# start of PROVIDED DATA

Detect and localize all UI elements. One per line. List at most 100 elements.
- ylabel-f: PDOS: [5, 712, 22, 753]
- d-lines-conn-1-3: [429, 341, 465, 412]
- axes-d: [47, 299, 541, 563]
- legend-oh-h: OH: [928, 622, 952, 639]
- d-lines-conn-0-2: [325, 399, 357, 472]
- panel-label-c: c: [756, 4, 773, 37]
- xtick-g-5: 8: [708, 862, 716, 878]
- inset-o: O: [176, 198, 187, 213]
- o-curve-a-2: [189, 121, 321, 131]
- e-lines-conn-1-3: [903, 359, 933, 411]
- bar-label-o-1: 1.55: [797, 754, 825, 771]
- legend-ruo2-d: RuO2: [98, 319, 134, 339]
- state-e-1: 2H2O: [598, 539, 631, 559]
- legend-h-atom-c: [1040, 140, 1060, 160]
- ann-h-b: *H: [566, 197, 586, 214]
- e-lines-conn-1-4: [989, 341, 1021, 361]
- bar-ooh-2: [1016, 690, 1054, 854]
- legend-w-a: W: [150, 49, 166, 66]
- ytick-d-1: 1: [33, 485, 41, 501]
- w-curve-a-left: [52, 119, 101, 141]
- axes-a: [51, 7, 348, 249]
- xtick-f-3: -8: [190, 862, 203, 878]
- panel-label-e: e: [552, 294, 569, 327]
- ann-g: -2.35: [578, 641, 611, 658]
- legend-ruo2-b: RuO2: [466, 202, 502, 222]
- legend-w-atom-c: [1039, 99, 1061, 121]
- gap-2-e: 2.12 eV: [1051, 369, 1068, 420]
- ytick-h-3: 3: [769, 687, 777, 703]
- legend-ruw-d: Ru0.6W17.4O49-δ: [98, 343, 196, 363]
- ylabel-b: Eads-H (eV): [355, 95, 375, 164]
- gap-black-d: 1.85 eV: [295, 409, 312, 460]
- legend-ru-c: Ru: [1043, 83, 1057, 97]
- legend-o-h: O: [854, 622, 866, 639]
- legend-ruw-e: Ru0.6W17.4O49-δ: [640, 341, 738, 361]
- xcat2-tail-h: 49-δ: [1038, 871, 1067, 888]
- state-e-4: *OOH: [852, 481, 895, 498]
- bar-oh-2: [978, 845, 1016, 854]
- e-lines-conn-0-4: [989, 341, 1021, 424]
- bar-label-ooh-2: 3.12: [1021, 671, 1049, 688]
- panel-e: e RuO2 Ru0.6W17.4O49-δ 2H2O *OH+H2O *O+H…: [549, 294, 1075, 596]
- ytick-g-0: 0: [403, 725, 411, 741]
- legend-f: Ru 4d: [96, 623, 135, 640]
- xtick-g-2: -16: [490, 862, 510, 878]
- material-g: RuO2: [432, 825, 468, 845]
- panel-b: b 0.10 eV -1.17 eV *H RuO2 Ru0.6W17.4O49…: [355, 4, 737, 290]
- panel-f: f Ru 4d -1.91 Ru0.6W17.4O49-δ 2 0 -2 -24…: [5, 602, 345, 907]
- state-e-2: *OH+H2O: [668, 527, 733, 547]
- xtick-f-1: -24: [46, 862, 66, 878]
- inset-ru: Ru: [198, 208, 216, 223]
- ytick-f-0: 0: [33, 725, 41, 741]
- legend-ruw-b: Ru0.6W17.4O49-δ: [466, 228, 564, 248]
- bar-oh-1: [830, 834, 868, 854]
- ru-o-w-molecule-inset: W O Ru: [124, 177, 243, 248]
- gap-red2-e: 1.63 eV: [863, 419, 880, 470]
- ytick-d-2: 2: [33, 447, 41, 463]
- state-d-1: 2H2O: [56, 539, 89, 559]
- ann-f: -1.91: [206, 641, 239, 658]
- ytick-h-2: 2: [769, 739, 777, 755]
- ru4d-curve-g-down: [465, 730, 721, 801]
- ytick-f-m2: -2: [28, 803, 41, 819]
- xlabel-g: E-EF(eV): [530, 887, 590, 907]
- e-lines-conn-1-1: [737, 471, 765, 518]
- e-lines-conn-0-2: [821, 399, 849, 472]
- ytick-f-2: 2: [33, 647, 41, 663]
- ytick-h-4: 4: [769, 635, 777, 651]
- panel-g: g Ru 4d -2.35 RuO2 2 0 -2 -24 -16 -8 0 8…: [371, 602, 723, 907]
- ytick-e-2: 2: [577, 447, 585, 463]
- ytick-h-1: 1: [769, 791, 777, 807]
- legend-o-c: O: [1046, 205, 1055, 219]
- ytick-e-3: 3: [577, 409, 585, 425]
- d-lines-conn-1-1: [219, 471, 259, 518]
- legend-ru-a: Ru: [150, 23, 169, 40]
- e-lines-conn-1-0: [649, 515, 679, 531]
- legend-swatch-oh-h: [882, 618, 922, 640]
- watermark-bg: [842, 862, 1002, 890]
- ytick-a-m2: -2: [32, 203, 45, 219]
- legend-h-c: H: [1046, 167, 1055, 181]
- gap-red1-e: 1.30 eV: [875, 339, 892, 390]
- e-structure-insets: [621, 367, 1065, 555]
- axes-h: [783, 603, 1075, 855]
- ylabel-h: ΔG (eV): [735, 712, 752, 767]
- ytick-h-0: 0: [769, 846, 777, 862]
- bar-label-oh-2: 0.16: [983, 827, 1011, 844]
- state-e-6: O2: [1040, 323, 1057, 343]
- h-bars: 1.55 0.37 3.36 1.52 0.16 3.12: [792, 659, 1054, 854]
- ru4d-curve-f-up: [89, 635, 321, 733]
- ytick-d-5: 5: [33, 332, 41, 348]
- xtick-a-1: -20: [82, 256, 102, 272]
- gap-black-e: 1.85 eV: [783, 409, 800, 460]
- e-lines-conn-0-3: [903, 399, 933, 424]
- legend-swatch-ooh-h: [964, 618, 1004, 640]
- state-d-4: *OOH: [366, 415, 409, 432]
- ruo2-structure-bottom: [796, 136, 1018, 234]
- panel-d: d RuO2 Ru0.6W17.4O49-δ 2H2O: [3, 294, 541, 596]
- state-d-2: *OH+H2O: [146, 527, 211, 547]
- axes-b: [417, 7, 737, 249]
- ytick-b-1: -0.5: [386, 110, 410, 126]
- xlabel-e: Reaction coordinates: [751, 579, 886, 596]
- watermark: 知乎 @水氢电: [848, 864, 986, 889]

# end of PROVIDED DATA

Could you return the data word for word, from its first line through the line containing "- o-curve-a-2: [189, 121, 321, 131]", with both of those lines included?

◆ COMPLETE ANSWER:
Detect and localize all UI elements. One per line. List at most 100 elements.
- ylabel-f: PDOS: [5, 712, 22, 753]
- d-lines-conn-1-3: [429, 341, 465, 412]
- axes-d: [47, 299, 541, 563]
- legend-oh-h: OH: [928, 622, 952, 639]
- d-lines-conn-0-2: [325, 399, 357, 472]
- panel-label-c: c: [756, 4, 773, 37]
- xtick-g-5: 8: [708, 862, 716, 878]
- inset-o: O: [176, 198, 187, 213]
- o-curve-a-2: [189, 121, 321, 131]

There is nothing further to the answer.